[Record excerpts]:
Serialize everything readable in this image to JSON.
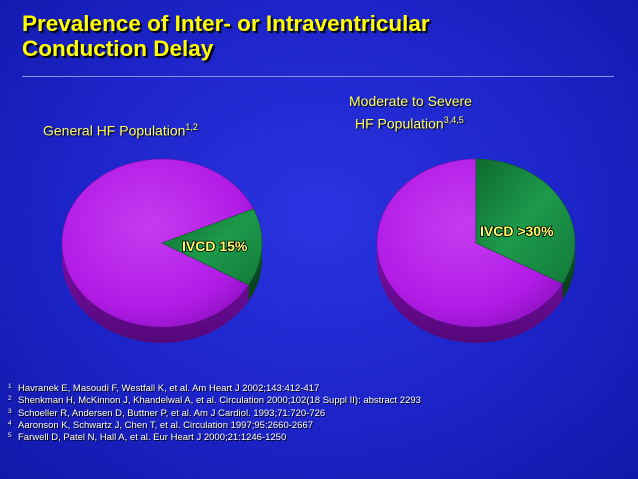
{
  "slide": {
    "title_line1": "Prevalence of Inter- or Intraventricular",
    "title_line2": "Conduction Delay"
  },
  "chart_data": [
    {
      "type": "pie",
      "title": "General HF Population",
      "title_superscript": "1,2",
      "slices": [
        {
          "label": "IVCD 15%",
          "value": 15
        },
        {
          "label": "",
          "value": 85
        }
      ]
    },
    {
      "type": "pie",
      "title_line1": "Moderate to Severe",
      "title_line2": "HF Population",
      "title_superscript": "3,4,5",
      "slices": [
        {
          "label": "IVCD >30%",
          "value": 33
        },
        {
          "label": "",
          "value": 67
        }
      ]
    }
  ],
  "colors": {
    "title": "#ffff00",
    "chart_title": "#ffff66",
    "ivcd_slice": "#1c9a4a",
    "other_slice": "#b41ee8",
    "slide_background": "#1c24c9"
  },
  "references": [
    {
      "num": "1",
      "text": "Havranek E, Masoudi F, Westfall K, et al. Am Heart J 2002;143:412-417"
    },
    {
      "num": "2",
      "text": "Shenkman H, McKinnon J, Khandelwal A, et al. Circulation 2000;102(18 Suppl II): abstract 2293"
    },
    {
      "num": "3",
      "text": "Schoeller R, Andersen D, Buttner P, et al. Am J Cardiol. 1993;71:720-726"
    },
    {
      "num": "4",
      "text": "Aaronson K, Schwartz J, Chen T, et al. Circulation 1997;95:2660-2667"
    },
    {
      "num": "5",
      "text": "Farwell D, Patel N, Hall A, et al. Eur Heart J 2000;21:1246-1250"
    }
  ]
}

[Given instruction]: Transcribe all the records above word for word, without their images.

[Exercise response]:
Serialize everything readable in this image to JSON.
{
  "slide": {
    "title_line1": "Prevalence of Inter- or Intraventricular",
    "title_line2": "Conduction Delay"
  },
  "chart_data": [
    {
      "type": "pie",
      "title": "General HF Population",
      "title_superscript": "1,2",
      "slices": [
        {
          "label": "IVCD 15%",
          "value": 15
        },
        {
          "label": "",
          "value": 85
        }
      ]
    },
    {
      "type": "pie",
      "title_line1": "Moderate to Severe",
      "title_line2": "HF Population",
      "title_superscript": "3,4,5",
      "slices": [
        {
          "label": "IVCD >30%",
          "value": 33
        },
        {
          "label": "",
          "value": 67
        }
      ]
    }
  ],
  "colors": {
    "title": "#ffff00",
    "chart_title": "#ffff66",
    "ivcd_slice": "#1c9a4a",
    "other_slice": "#b41ee8",
    "slide_background": "#1c24c9"
  },
  "references": [
    {
      "num": "1",
      "text": "Havranek E, Masoudi F, Westfall K, et al. Am Heart J 2002;143:412-417"
    },
    {
      "num": "2",
      "text": "Shenkman H, McKinnon J, Khandelwal A, et al. Circulation 2000;102(18 Suppl II): abstract 2293"
    },
    {
      "num": "3",
      "text": "Schoeller R, Andersen D, Buttner P, et al. Am J Cardiol. 1993;71:720-726"
    },
    {
      "num": "4",
      "text": "Aaronson K, Schwartz J, Chen T, et al. Circulation 1997;95:2660-2667"
    },
    {
      "num": "5",
      "text": "Farwell D, Patel N, Hall A, et al. Eur Heart J 2000;21:1246-1250"
    }
  ]
}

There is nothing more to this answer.